WORK TO BE COMPLETED: Reproduce the entries in full, with no changes.

Raw records:
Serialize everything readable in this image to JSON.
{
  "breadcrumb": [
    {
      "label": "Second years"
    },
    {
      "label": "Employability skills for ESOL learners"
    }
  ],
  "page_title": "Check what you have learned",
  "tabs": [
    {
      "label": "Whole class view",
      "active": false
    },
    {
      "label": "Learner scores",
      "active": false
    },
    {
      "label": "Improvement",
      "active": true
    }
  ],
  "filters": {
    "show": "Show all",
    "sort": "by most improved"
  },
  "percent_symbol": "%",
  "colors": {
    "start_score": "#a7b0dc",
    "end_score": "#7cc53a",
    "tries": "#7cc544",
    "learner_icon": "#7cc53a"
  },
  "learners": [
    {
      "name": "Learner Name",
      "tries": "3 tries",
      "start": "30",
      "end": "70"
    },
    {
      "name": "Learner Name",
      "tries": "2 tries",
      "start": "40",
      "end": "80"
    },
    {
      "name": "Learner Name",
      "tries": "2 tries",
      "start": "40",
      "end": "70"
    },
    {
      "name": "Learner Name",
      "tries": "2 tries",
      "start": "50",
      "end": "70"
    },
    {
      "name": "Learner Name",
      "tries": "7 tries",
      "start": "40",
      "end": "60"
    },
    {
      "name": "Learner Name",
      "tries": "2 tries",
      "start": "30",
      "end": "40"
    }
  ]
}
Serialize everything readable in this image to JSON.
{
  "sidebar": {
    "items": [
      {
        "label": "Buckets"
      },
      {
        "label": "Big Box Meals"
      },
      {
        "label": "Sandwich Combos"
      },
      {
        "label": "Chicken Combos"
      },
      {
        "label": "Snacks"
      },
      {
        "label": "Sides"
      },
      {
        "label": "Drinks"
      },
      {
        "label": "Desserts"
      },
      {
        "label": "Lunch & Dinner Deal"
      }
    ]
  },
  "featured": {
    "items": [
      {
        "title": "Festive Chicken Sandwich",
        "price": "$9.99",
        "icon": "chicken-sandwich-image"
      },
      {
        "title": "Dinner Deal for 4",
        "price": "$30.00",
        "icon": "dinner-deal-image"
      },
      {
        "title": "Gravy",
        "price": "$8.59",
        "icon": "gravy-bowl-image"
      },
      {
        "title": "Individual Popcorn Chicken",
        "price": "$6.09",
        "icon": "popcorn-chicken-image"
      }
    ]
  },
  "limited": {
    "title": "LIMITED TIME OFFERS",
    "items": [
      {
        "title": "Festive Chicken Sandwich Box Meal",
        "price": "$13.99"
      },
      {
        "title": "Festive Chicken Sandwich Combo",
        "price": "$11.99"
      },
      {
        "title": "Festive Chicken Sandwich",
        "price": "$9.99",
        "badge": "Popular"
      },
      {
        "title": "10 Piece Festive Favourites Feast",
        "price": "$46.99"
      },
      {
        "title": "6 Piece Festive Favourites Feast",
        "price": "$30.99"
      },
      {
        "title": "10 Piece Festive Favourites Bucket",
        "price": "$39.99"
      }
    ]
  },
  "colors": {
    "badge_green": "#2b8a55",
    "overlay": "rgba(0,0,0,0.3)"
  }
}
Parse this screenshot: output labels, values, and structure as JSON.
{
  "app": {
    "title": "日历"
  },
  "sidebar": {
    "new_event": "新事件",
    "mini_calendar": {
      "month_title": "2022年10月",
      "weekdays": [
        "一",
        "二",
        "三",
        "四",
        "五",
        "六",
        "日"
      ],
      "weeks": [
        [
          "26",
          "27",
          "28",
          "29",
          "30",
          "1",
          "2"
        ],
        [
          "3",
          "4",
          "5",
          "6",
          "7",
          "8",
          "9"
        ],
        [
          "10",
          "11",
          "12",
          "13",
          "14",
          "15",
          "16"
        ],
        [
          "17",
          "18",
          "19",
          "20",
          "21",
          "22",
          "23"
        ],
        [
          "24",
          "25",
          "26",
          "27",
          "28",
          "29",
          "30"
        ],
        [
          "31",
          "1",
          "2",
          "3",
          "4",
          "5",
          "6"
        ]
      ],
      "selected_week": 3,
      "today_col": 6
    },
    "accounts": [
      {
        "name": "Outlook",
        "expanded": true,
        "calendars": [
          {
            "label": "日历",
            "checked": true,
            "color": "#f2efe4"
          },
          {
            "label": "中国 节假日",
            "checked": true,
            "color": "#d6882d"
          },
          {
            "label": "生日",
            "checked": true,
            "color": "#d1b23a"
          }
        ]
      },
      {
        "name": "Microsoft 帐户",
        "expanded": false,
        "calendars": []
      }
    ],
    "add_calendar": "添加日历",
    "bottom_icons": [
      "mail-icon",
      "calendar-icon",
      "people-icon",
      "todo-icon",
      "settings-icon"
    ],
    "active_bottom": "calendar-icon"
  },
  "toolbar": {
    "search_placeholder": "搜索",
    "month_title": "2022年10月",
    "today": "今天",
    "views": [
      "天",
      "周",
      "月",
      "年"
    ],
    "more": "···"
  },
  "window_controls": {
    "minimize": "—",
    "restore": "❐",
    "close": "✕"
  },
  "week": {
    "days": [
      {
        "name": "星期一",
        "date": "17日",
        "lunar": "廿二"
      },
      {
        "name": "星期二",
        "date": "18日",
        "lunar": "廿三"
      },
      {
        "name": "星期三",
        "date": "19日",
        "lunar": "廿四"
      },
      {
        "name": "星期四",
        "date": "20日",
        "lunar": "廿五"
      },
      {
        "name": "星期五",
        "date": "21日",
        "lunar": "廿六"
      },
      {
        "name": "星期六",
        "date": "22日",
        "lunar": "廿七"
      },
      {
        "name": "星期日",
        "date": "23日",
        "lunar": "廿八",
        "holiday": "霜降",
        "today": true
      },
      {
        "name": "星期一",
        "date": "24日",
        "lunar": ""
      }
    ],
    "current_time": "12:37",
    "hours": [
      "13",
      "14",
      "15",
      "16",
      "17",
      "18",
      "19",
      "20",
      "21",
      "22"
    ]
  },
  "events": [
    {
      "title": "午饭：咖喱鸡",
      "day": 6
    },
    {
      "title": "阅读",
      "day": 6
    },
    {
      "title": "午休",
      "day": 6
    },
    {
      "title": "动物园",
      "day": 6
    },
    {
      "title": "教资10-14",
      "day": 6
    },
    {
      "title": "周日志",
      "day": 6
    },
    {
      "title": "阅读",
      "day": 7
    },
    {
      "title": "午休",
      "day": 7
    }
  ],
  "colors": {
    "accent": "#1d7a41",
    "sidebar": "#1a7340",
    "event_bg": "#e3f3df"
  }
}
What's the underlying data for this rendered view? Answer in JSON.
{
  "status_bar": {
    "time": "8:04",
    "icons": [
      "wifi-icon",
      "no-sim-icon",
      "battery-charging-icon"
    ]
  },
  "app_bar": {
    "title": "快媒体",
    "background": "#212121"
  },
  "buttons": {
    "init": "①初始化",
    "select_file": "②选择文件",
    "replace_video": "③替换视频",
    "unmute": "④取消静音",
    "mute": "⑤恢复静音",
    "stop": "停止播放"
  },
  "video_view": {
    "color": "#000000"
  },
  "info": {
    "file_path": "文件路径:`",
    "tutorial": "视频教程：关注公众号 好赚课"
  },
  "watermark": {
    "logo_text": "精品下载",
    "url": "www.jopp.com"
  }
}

THE ANSWER:
Serialize everything readable in this image to JSON.
{
  "breadcrumb": [
    {
      "label": "Second years"
    },
    {
      "label": "Employability skills for ESOL learners"
    }
  ],
  "page_title": "Check what you have learned",
  "tabs": [
    {
      "label": "Whole class view",
      "active": false
    },
    {
      "label": "Learner scores",
      "active": false
    },
    {
      "label": "Improvement",
      "active": true
    }
  ],
  "filters": {
    "show": "Show all",
    "sort": "by most improved"
  },
  "percent_symbol": "%",
  "colors": {
    "start_score": "#a7b0dc",
    "end_score": "#7cc53a",
    "tries": "#7cc544",
    "learner_icon": "#7cc53a"
  },
  "learners": [
    {
      "name": "Learner Name",
      "tries": "3 tries",
      "start": "30",
      "end": "70"
    },
    {
      "name": "Learner Name",
      "tries": "2 tries",
      "start": "40",
      "end": "80"
    },
    {
      "name": "Learner Name",
      "tries": "2 tries",
      "start": "40",
      "end": "70"
    },
    {
      "name": "Learner Name",
      "tries": "2 tries",
      "start": "50",
      "end": "70"
    },
    {
      "name": "Learner Name",
      "tries": "7 tries",
      "start": "40",
      "end": "60"
    },
    {
      "name": "Learner Name",
      "tries": "2 tries",
      "start": "30",
      "end": "40"
    }
  ]
}
Serialize everything readable in this image to JSON.
{
  "sidebar": {
    "items": [
      {
        "label": "Buckets"
      },
      {
        "label": "Big Box Meals"
      },
      {
        "label": "Sandwich Combos"
      },
      {
        "label": "Chicken Combos"
      },
      {
        "label": "Snacks"
      },
      {
        "label": "Sides"
      },
      {
        "label": "Drinks"
      },
      {
        "label": "Desserts"
      },
      {
        "label": "Lunch & Dinner Deal"
      }
    ]
  },
  "featured": {
    "items": [
      {
        "title": "Festive Chicken Sandwich",
        "price": "$9.99",
        "icon": "chicken-sandwich-image"
      },
      {
        "title": "Dinner Deal for 4",
        "price": "$30.00",
        "icon": "dinner-deal-image"
      },
      {
        "title": "Gravy",
        "price": "$8.59",
        "icon": "gravy-bowl-image"
      },
      {
        "title": "Individual Popcorn Chicken",
        "price": "$6.09",
        "icon": "popcorn-chicken-image"
      }
    ]
  },
  "limited": {
    "title": "LIMITED TIME OFFERS",
    "items": [
      {
        "title": "Festive Chicken Sandwich Box Meal",
        "price": "$13.99"
      },
      {
        "title": "Festive Chicken Sandwich Combo",
        "price": "$11.99"
      },
      {
        "title": "Festive Chicken Sandwich",
        "price": "$9.99",
        "badge": "Popular"
      },
      {
        "title": "10 Piece Festive Favourites Feast",
        "price": "$46.99"
      },
      {
        "title": "6 Piece Festive Favourites Feast",
        "price": "$30.99"
      },
      {
        "title": "10 Piece Festive Favourites Bucket",
        "price": "$39.99"
      }
    ]
  },
  "colors": {
    "badge_green": "#2b8a55",
    "overlay": "rgba(0,0,0,0.3)"
  }
}
Parse this screenshot: output labels, values, and structure as JSON.
{
  "app": {
    "title": "日历"
  },
  "sidebar": {
    "new_event": "新事件",
    "mini_calendar": {
      "month_title": "2022年10月",
      "weekdays": [
        "一",
        "二",
        "三",
        "四",
        "五",
        "六",
        "日"
      ],
      "weeks": [
        [
          "26",
          "27",
          "28",
          "29",
          "30",
          "1",
          "2"
        ],
        [
          "3",
          "4",
          "5",
          "6",
          "7",
          "8",
          "9"
        ],
        [
          "10",
          "11",
          "12",
          "13",
          "14",
          "15",
          "16"
        ],
        [
          "17",
          "18",
          "19",
          "20",
          "21",
          "22",
          "23"
        ],
        [
          "24",
          "25",
          "26",
          "27",
          "28",
          "29",
          "30"
        ],
        [
          "31",
          "1",
          "2",
          "3",
          "4",
          "5",
          "6"
        ]
      ],
      "selected_week": 3,
      "today_col": 6
    },
    "accounts": [
      {
        "name": "Outlook",
        "expanded": true,
        "calendars": [
          {
            "label": "日历",
            "checked": true,
            "color": "#f2efe4"
          },
          {
            "label": "中国 节假日",
            "checked": true,
            "color": "#d6882d"
          },
          {
            "label": "生日",
            "checked": true,
            "color": "#d1b23a"
          }
        ]
      },
      {
        "name": "Microsoft 帐户",
        "expanded": false,
        "calendars": []
      }
    ],
    "add_calendar": "添加日历",
    "bottom_icons": [
      "mail-icon",
      "calendar-icon",
      "people-icon",
      "todo-icon",
      "settings-icon"
    ],
    "active_bottom": "calendar-icon"
  },
  "toolbar": {
    "search_placeholder": "搜索",
    "month_title": "2022年10月",
    "today": "今天",
    "views": [
      "天",
      "周",
      "月",
      "年"
    ],
    "more": "···"
  },
  "window_controls": {
    "minimize": "—",
    "restore": "❐",
    "close": "✕"
  },
  "week": {
    "days": [
      {
        "name": "星期一",
        "date": "17日",
        "lunar": "廿二"
      },
      {
        "name": "星期二",
        "date": "18日",
        "lunar": "廿三"
      },
      {
        "name": "星期三",
        "date": "19日",
        "lunar": "廿四"
      },
      {
        "name": "星期四",
        "date": "20日",
        "lunar": "廿五"
      },
      {
        "name": "星期五",
        "date": "21日",
        "lunar": "廿六"
      },
      {
        "name": "星期六",
        "date": "22日",
        "lunar": "廿七"
      },
      {
        "name": "星期日",
        "date": "23日",
        "lunar": "廿八",
        "holiday": "霜降",
        "today": true
      },
      {
        "name": "星期一",
        "date": "24日",
        "lunar": ""
      }
    ],
    "current_time": "12:37",
    "hours": [
      "13",
      "14",
      "15",
      "16",
      "17",
      "18",
      "19",
      "20",
      "21",
      "22"
    ]
  },
  "events": [
    {
      "title": "午饭：咖喱鸡",
      "day": 6
    },
    {
      "title": "阅读",
      "day": 6
    },
    {
      "title": "午休",
      "day": 6
    },
    {
      "title": "动物园",
      "day": 6
    },
    {
      "title": "教资10-14",
      "day": 6
    },
    {
      "title": "周日志",
      "day": 6
    },
    {
      "title": "阅读",
      "day": 7
    },
    {
      "title": "午休",
      "day": 7
    }
  ],
  "colors": {
    "accent": "#1d7a41",
    "sidebar": "#1a7340",
    "event_bg": "#e3f3df"
  }
}
What's the underlying data for this rendered view? Answer in JSON.
{
  "status_bar": {
    "time": "8:04",
    "icons": [
      "wifi-icon",
      "no-sim-icon",
      "battery-charging-icon"
    ]
  },
  "app_bar": {
    "title": "快媒体",
    "background": "#212121"
  },
  "buttons": {
    "init": "①初始化",
    "select_file": "②选择文件",
    "replace_video": "③替换视频",
    "unmute": "④取消静音",
    "mute": "⑤恢复静音",
    "stop": "停止播放"
  },
  "video_view": {
    "color": "#000000"
  },
  "info": {
    "file_path": "文件路径:`",
    "tutorial": "视频教程：关注公众号 好赚课"
  },
  "watermark": {
    "logo_text": "精品下载",
    "url": "www.jopp.com"
  }
}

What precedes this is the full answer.